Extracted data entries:
'''
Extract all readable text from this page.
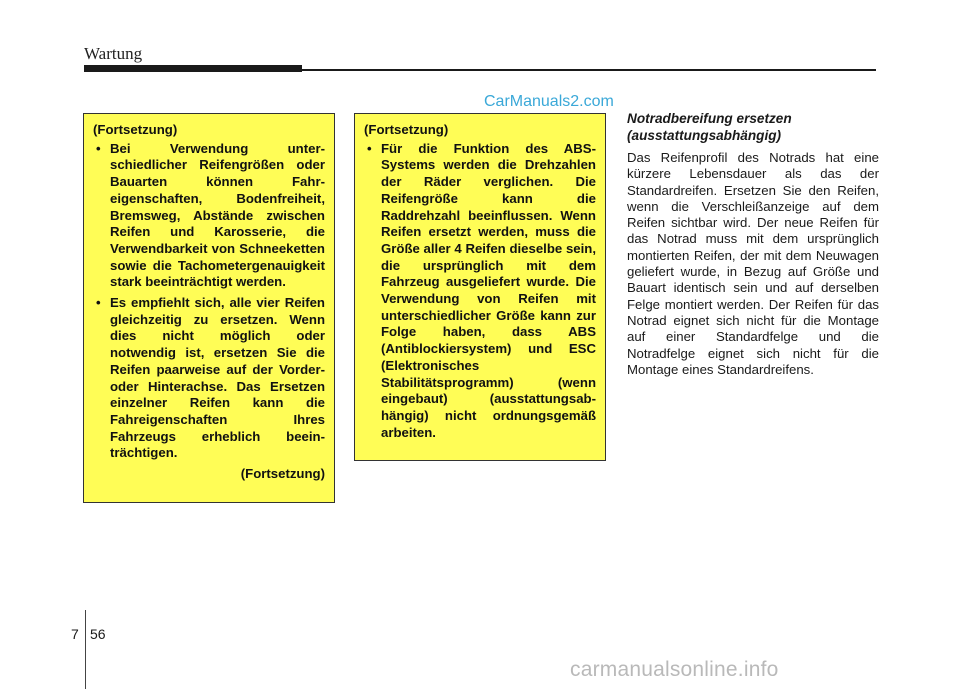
Wartung
CarManuals2.com
(Fortsetzung)
• Bei Verwendung unterschiedlicher Reifengrößen oder Bauarten können Fahreigenschaften, Bodenfreiheit, Bremsweg, Abstände zwischen Reifen und Karosserie, die Verwendbarkeit von Schneeketten sowie die Tachometergenauigkeit stark beeinträchtigt werden.
• Es empfiehlt sich, alle vier Reifen gleichzeitig zu ersetzen. Wenn dies nicht möglich oder notwendig ist, ersetzen Sie die Reifen paarweise auf der Vorder- oder Hinterachse. Das Ersetzen einzelner Reifen kann die Fahreigenschaften Ihres Fahrzeugs erheblich beeinträchtigen.
(Fortsetzung)
(Fortsetzung)
• Für die Funktion des ABS-Systems werden die Drehzahlen der Räder verglichen. Die Reifengröße kann die Raddrehzahl beeinflussen. Wenn Reifen ersetzt werden, muss die Größe aller 4 Reifen dieselbe sein, die ursprünglich mit dem Fahrzeug ausgeliefert wurde. Die Verwendung von Reifen mit unterschiedlicher Größe kann zur Folge haben, dass ABS (Antiblockiersystem) und ESC (Elektronisches Stabilitätsprogramm) (wenn eingebaut) (ausstattungsabhängig) nicht ordnungsgemäß arbeiten.
Notradbereifung ersetzen
(ausstattungsabhängig)
Das Reifenprofil des Notrads hat eine kürzere Lebensdauer als das der Standardreifen. Ersetzen Sie den Reifen, wenn die Verschleißanzeige auf dem Reifen sichtbar wird. Der neue Reifen für das Notrad muss mit dem ursprünglich montierten Reifen, der mit dem Neuwagen geliefert wurde, in Bezug auf Größe und Bauart identisch sein und auf derselben Felge montiert werden. Der Reifen für das Notrad eignet sich nicht für die Montage auf einer Standardfelge und die Notradfelge eignet sich nicht für die Montage eines Standardreifens.
7 56
carmanualsonline.info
'''
Transcribe the complete set of entries verbatim. No pictures belong in the copy.

Extract all readable text from this page.
Wartung
CarManuals2.com
(Fortsetzung)
• Bei Verwendung unterschiedlicher Reifengrößen oder Bauarten können Fahreigenschaften, Bodenfreiheit, Bremsweg, Abstände zwischen Reifen und Karosserie, die Verwendbarkeit von Schneeketten sowie die Tachometergenauigkeit stark beeinträchtigt werden.
• Es empfiehlt sich, alle vier Reifen gleichzeitig zu ersetzen. Wenn dies nicht möglich oder notwendig ist, ersetzen Sie die Reifen paarweise auf der Vorder- oder Hinterachse. Das Ersetzen einzelner Reifen kann die Fahreigenschaften Ihres Fahrzeugs erheblich beeinträchtigen.
(Fortsetzung)
(Fortsetzung)
• Für die Funktion des ABS-Systems werden die Drehzahlen der Räder verglichen. Die Reifengröße kann die Raddrehzahl beeinflussen. Wenn Reifen ersetzt werden, muss die Größe aller 4 Reifen dieselbe sein, die ursprünglich mit dem Fahrzeug ausgeliefert wurde. Die Verwendung von Reifen mit unterschiedlicher Größe kann zur Folge haben, dass ABS (Antiblockiersystem) und ESC (Elektronisches Stabilitätsprogramm) (wenn eingebaut) (ausstattungsabhängig) nicht ordnungsgemäß arbeiten.
Notradbereifung ersetzen
(ausstattungsabhängig)
Das Reifenprofil des Notrads hat eine kürzere Lebensdauer als das der Standardreifen. Ersetzen Sie den Reifen, wenn die Verschleißanzeige auf dem Reifen sichtbar wird. Der neue Reifen für das Notrad muss mit dem ursprünglich montierten Reifen, der mit dem Neuwagen geliefert wurde, in Bezug auf Größe und Bauart identisch sein und auf derselben Felge montiert werden. Der Reifen für das Notrad eignet sich nicht für die Montage auf einer Standardfelge und die Notradfelge eignet sich nicht für die Montage eines Standardreifens.
7 56
carmanualsonline.info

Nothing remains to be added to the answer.